[Begin Raw data]

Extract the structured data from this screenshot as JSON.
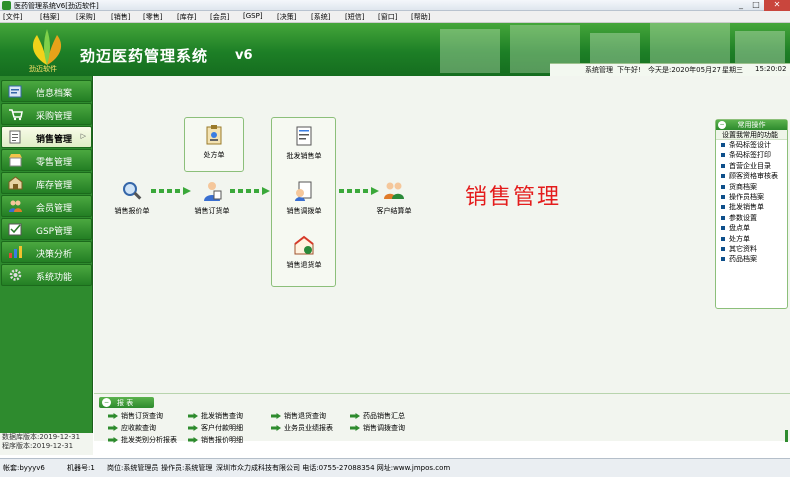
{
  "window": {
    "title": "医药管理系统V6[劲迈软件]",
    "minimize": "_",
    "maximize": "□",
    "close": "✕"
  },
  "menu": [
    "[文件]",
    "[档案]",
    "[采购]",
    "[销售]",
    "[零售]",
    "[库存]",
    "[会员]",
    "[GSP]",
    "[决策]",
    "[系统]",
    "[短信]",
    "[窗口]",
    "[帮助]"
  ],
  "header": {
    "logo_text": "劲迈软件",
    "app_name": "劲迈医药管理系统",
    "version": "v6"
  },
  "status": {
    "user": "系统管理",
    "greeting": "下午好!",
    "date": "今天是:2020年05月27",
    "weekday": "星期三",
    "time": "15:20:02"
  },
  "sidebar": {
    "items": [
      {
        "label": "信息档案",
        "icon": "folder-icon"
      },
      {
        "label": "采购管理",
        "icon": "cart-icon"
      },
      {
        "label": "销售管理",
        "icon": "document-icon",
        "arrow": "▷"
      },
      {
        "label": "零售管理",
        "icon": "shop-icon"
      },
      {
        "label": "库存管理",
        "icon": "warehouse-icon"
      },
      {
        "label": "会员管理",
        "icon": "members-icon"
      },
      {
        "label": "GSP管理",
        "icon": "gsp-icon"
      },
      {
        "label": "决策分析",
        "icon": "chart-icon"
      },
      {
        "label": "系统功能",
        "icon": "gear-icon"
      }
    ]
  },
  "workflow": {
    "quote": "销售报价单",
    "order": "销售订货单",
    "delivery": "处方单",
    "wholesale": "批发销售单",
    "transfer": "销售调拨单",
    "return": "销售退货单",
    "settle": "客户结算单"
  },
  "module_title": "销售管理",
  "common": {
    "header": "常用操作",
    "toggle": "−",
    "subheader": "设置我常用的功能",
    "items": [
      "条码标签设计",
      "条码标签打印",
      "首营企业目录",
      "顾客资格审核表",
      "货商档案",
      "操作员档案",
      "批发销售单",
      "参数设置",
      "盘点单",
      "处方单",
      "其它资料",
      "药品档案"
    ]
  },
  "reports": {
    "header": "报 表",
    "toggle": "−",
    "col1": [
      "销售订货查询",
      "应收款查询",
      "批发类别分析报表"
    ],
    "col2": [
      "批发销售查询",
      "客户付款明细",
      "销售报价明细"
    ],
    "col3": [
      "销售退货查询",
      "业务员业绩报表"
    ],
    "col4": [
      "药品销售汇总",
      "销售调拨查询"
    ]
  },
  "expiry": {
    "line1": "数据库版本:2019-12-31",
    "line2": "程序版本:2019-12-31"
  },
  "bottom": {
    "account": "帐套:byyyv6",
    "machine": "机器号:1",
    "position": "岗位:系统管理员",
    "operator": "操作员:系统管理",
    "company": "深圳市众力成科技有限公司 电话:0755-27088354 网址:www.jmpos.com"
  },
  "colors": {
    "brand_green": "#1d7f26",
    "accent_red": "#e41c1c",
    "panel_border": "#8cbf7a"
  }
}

[End Raw data]

● **Exercise prompt**
Locate the word "icon" in the records and collect each line it appears in.

● **Correct answer**
        "icon": "folder-icon"
        "icon": "cart-icon"
        "icon": "document-icon",
        "icon": "shop-icon"
        "icon": "warehouse-icon"
        "icon": "members-icon"
        "icon": "gsp-icon"
        "icon": "chart-icon"
        "icon": "gear-icon"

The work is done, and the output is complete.